[start of Given records]

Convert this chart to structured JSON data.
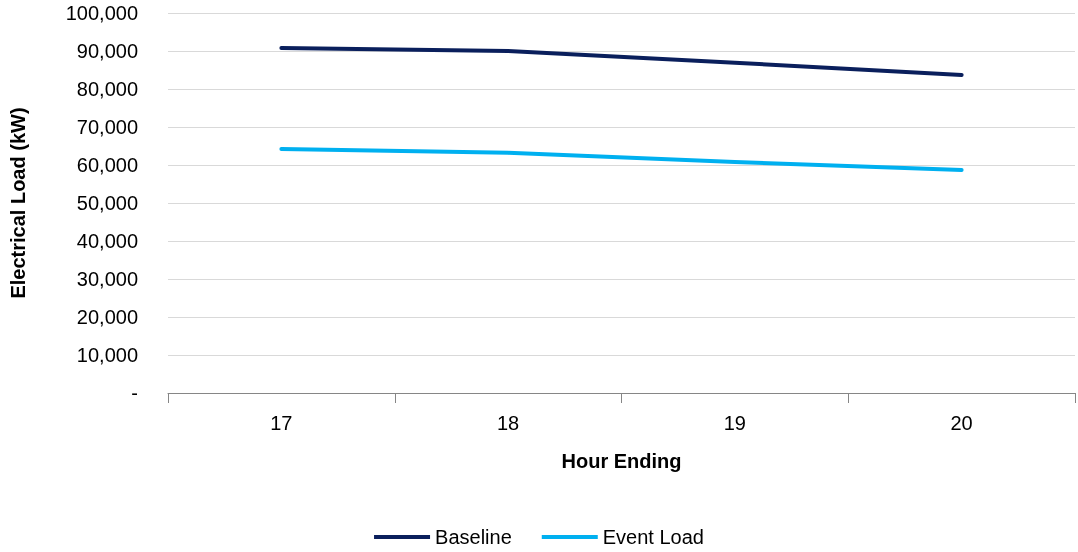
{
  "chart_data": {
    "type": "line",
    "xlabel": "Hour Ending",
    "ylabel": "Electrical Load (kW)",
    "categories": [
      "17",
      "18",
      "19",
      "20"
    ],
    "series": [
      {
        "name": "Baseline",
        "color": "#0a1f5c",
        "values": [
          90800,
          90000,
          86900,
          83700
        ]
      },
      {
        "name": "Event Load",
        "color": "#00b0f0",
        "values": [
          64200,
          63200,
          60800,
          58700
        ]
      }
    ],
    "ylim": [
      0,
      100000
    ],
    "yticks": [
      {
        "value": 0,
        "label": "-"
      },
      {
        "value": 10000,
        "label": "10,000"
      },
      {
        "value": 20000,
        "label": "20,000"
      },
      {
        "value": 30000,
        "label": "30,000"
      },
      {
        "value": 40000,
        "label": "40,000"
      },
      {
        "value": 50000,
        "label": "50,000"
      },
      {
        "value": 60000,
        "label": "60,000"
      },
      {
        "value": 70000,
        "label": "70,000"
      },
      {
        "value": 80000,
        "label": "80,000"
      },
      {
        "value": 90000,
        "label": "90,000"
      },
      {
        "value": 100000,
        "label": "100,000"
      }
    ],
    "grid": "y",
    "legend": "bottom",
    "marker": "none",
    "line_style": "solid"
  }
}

[end of Given records]

## Your instructions
Without the images, write out each line of the data verbatim.

## Full answer
Convert this chart to structured JSON data.
{
  "chart_data": {
    "type": "line",
    "xlabel": "Hour Ending",
    "ylabel": "Electrical Load (kW)",
    "categories": [
      "17",
      "18",
      "19",
      "20"
    ],
    "series": [
      {
        "name": "Baseline",
        "color": "#0a1f5c",
        "values": [
          90800,
          90000,
          86900,
          83700
        ]
      },
      {
        "name": "Event Load",
        "color": "#00b0f0",
        "values": [
          64200,
          63200,
          60800,
          58700
        ]
      }
    ],
    "ylim": [
      0,
      100000
    ],
    "yticks": [
      {
        "value": 0,
        "label": "-"
      },
      {
        "value": 10000,
        "label": "10,000"
      },
      {
        "value": 20000,
        "label": "20,000"
      },
      {
        "value": 30000,
        "label": "30,000"
      },
      {
        "value": 40000,
        "label": "40,000"
      },
      {
        "value": 50000,
        "label": "50,000"
      },
      {
        "value": 60000,
        "label": "60,000"
      },
      {
        "value": 70000,
        "label": "70,000"
      },
      {
        "value": 80000,
        "label": "80,000"
      },
      {
        "value": 90000,
        "label": "90,000"
      },
      {
        "value": 100000,
        "label": "100,000"
      }
    ],
    "grid": "y",
    "legend": "bottom",
    "marker": "none",
    "line_style": "solid"
  }
}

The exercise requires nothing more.